_INPUT DATA_
##########
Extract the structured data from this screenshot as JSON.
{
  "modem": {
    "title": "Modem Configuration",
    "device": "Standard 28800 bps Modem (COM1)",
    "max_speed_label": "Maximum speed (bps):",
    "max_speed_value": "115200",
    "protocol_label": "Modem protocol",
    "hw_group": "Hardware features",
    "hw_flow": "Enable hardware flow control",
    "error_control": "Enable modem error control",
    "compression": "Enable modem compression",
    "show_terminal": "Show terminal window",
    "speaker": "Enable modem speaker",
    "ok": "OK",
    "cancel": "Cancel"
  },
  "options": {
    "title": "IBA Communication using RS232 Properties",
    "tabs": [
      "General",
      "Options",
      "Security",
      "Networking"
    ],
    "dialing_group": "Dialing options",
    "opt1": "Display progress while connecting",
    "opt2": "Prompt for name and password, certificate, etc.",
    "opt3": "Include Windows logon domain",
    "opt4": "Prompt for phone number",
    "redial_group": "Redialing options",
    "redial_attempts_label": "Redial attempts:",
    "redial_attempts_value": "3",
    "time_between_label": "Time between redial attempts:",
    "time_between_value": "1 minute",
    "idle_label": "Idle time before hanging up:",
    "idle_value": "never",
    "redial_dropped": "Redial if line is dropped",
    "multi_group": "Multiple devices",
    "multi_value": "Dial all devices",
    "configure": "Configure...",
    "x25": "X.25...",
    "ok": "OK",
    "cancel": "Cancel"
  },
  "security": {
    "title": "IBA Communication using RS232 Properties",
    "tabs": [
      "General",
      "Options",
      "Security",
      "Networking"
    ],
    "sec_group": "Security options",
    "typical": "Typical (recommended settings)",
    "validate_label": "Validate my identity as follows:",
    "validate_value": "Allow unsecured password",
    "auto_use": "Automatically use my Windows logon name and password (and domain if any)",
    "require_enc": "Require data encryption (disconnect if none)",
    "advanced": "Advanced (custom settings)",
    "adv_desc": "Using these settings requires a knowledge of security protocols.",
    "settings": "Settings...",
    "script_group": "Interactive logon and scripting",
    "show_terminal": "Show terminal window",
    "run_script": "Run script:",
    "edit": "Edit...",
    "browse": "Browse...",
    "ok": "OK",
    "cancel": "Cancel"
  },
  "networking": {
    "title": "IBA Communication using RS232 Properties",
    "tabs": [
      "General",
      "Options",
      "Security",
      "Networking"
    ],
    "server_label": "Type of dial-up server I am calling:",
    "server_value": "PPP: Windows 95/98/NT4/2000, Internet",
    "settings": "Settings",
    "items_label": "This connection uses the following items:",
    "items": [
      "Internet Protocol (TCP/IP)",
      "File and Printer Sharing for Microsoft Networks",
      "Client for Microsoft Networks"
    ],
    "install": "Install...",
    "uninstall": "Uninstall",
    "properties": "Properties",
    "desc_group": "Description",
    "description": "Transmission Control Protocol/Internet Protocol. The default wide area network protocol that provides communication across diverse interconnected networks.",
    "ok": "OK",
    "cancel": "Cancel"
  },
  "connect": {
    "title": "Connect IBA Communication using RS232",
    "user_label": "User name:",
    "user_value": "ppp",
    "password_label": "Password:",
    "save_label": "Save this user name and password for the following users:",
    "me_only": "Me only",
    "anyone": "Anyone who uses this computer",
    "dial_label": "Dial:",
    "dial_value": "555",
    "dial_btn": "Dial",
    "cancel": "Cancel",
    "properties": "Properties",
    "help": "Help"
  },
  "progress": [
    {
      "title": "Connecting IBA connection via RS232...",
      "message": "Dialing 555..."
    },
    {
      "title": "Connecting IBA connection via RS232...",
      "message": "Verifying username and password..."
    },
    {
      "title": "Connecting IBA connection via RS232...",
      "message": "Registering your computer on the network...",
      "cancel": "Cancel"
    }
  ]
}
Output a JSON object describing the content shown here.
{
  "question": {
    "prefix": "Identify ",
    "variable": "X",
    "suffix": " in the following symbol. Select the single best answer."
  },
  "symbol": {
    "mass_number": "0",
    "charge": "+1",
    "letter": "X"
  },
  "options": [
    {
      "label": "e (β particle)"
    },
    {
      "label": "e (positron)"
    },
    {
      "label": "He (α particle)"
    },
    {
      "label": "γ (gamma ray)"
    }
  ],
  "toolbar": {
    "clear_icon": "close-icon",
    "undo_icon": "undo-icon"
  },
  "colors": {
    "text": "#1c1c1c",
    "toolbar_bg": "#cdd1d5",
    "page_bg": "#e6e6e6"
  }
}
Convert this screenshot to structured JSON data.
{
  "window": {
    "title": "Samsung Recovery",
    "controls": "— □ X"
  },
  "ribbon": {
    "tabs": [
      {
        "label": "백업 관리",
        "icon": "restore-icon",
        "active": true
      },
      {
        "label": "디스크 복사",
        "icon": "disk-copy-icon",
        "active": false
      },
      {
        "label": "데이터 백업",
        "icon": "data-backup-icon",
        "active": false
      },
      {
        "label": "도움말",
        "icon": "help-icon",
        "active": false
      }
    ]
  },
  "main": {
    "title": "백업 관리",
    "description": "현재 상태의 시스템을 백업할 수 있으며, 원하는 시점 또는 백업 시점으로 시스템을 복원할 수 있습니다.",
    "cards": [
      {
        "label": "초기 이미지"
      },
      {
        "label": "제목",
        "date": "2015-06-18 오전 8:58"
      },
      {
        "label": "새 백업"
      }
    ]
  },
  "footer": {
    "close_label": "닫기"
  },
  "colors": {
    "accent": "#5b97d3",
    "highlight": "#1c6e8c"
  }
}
##########
Print nothing but the lines from the line with "Convert this screenshot" to the last line of the records above. Both of those lines count.

Convert this screenshot to structured JSON data.
{
  "window": {
    "title": "Samsung Recovery",
    "controls": "— □ X"
  },
  "ribbon": {
    "tabs": [
      {
        "label": "백업 관리",
        "icon": "restore-icon",
        "active": true
      },
      {
        "label": "디스크 복사",
        "icon": "disk-copy-icon",
        "active": false
      },
      {
        "label": "데이터 백업",
        "icon": "data-backup-icon",
        "active": false
      },
      {
        "label": "도움말",
        "icon": "help-icon",
        "active": false
      }
    ]
  },
  "main": {
    "title": "백업 관리",
    "description": "현재 상태의 시스템을 백업할 수 있으며, 원하는 시점 또는 백업 시점으로 시스템을 복원할 수 있습니다.",
    "cards": [
      {
        "label": "초기 이미지"
      },
      {
        "label": "제목",
        "date": "2015-06-18 오전 8:58"
      },
      {
        "label": "새 백업"
      }
    ]
  },
  "footer": {
    "close_label": "닫기"
  },
  "colors": {
    "accent": "#5b97d3",
    "highlight": "#1c6e8c"
  }
}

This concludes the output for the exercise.